--- TASK DIRECTIONS ---
Repeat each record below exactly as given.

[Stored data entries]
— BEGIN —
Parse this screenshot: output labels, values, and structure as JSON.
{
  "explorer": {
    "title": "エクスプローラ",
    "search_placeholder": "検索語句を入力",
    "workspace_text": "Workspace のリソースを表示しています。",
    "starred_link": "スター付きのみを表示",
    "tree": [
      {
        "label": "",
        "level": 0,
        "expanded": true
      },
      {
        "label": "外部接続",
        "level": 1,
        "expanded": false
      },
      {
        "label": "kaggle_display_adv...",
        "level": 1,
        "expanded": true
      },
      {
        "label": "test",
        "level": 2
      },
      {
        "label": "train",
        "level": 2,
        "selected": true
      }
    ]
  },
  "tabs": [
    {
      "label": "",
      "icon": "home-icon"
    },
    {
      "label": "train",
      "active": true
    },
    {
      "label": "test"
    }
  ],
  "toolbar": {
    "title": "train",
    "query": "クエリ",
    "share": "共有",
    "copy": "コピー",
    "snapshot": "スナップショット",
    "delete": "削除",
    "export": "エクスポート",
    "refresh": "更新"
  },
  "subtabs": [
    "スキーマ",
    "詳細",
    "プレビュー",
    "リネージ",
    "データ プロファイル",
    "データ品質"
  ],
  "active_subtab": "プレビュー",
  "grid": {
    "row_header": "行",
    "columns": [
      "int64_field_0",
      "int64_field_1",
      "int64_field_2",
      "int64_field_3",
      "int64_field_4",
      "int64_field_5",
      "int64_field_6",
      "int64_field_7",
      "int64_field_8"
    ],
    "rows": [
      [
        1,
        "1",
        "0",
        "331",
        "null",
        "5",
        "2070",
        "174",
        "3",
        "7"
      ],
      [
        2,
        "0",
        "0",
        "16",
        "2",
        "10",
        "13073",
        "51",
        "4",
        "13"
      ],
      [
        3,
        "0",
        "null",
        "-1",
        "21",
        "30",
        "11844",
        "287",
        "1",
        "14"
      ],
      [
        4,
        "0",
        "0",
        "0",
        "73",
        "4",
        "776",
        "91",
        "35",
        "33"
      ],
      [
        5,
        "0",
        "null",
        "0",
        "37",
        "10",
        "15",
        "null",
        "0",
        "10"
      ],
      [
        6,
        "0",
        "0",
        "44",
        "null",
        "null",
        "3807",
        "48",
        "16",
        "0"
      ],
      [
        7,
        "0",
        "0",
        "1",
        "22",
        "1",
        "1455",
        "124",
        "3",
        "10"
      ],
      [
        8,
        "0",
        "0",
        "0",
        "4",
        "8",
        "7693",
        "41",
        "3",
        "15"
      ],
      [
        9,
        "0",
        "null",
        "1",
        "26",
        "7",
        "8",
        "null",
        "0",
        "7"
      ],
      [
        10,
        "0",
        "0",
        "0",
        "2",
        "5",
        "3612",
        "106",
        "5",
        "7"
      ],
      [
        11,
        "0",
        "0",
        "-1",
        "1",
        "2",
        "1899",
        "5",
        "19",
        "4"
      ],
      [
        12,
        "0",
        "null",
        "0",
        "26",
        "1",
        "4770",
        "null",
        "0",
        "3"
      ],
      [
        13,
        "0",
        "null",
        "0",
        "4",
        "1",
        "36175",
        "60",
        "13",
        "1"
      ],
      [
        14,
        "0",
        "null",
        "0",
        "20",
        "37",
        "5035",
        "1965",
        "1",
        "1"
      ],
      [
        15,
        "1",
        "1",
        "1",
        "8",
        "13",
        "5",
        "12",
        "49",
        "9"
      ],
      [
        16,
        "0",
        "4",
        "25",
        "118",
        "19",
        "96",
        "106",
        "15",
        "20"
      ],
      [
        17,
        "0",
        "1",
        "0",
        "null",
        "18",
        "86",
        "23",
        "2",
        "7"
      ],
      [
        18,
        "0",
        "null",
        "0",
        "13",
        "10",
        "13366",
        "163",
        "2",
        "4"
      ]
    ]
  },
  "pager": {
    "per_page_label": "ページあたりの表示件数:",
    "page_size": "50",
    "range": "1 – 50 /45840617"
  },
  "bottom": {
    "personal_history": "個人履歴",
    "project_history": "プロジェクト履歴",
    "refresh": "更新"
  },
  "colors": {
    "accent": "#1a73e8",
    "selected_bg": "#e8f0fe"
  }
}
— END —
--- COMPLETE ANSWER ---
Parse this screenshot: output labels, values, and structure as JSON.
{
  "explorer": {
    "title": "エクスプローラ",
    "search_placeholder": "検索語句を入力",
    "workspace_text": "Workspace のリソースを表示しています。",
    "starred_link": "スター付きのみを表示",
    "tree": [
      {
        "label": "",
        "level": 0,
        "expanded": true
      },
      {
        "label": "外部接続",
        "level": 1,
        "expanded": false
      },
      {
        "label": "kaggle_display_adv...",
        "level": 1,
        "expanded": true
      },
      {
        "label": "test",
        "level": 2
      },
      {
        "label": "train",
        "level": 2,
        "selected": true
      }
    ]
  },
  "tabs": [
    {
      "label": "",
      "icon": "home-icon"
    },
    {
      "label": "train",
      "active": true
    },
    {
      "label": "test"
    }
  ],
  "toolbar": {
    "title": "train",
    "query": "クエリ",
    "share": "共有",
    "copy": "コピー",
    "snapshot": "スナップショット",
    "delete": "削除",
    "export": "エクスポート",
    "refresh": "更新"
  },
  "subtabs": [
    "スキーマ",
    "詳細",
    "プレビュー",
    "リネージ",
    "データ プロファイル",
    "データ品質"
  ],
  "active_subtab": "プレビュー",
  "grid": {
    "row_header": "行",
    "columns": [
      "int64_field_0",
      "int64_field_1",
      "int64_field_2",
      "int64_field_3",
      "int64_field_4",
      "int64_field_5",
      "int64_field_6",
      "int64_field_7",
      "int64_field_8"
    ],
    "rows": [
      [
        1,
        "1",
        "0",
        "331",
        "null",
        "5",
        "2070",
        "174",
        "3",
        "7"
      ],
      [
        2,
        "0",
        "0",
        "16",
        "2",
        "10",
        "13073",
        "51",
        "4",
        "13"
      ],
      [
        3,
        "0",
        "null",
        "-1",
        "21",
        "30",
        "11844",
        "287",
        "1",
        "14"
      ],
      [
        4,
        "0",
        "0",
        "0",
        "73",
        "4",
        "776",
        "91",
        "35",
        "33"
      ],
      [
        5,
        "0",
        "null",
        "0",
        "37",
        "10",
        "15",
        "null",
        "0",
        "10"
      ],
      [
        6,
        "0",
        "0",
        "44",
        "null",
        "null",
        "3807",
        "48",
        "16",
        "0"
      ],
      [
        7,
        "0",
        "0",
        "1",
        "22",
        "1",
        "1455",
        "124",
        "3",
        "10"
      ],
      [
        8,
        "0",
        "0",
        "0",
        "4",
        "8",
        "7693",
        "41",
        "3",
        "15"
      ],
      [
        9,
        "0",
        "null",
        "1",
        "26",
        "7",
        "8",
        "null",
        "0",
        "7"
      ],
      [
        10,
        "0",
        "0",
        "0",
        "2",
        "5",
        "3612",
        "106",
        "5",
        "7"
      ],
      [
        11,
        "0",
        "0",
        "-1",
        "1",
        "2",
        "1899",
        "5",
        "19",
        "4"
      ],
      [
        12,
        "0",
        "null",
        "0",
        "26",
        "1",
        "4770",
        "null",
        "0",
        "3"
      ],
      [
        13,
        "0",
        "null",
        "0",
        "4",
        "1",
        "36175",
        "60",
        "13",
        "1"
      ],
      [
        14,
        "0",
        "null",
        "0",
        "20",
        "37",
        "5035",
        "1965",
        "1",
        "1"
      ],
      [
        15,
        "1",
        "1",
        "1",
        "8",
        "13",
        "5",
        "12",
        "49",
        "9"
      ],
      [
        16,
        "0",
        "4",
        "25",
        "118",
        "19",
        "96",
        "106",
        "15",
        "20"
      ],
      [
        17,
        "0",
        "1",
        "0",
        "null",
        "18",
        "86",
        "23",
        "2",
        "7"
      ],
      [
        18,
        "0",
        "null",
        "0",
        "13",
        "10",
        "13366",
        "163",
        "2",
        "4"
      ]
    ]
  },
  "pager": {
    "per_page_label": "ページあたりの表示件数:",
    "page_size": "50",
    "range": "1 – 50 /45840617"
  },
  "bottom": {
    "personal_history": "個人履歴",
    "project_history": "プロジェクト履歴",
    "refresh": "更新"
  },
  "colors": {
    "accent": "#1a73e8",
    "selected_bg": "#e8f0fe"
  }
}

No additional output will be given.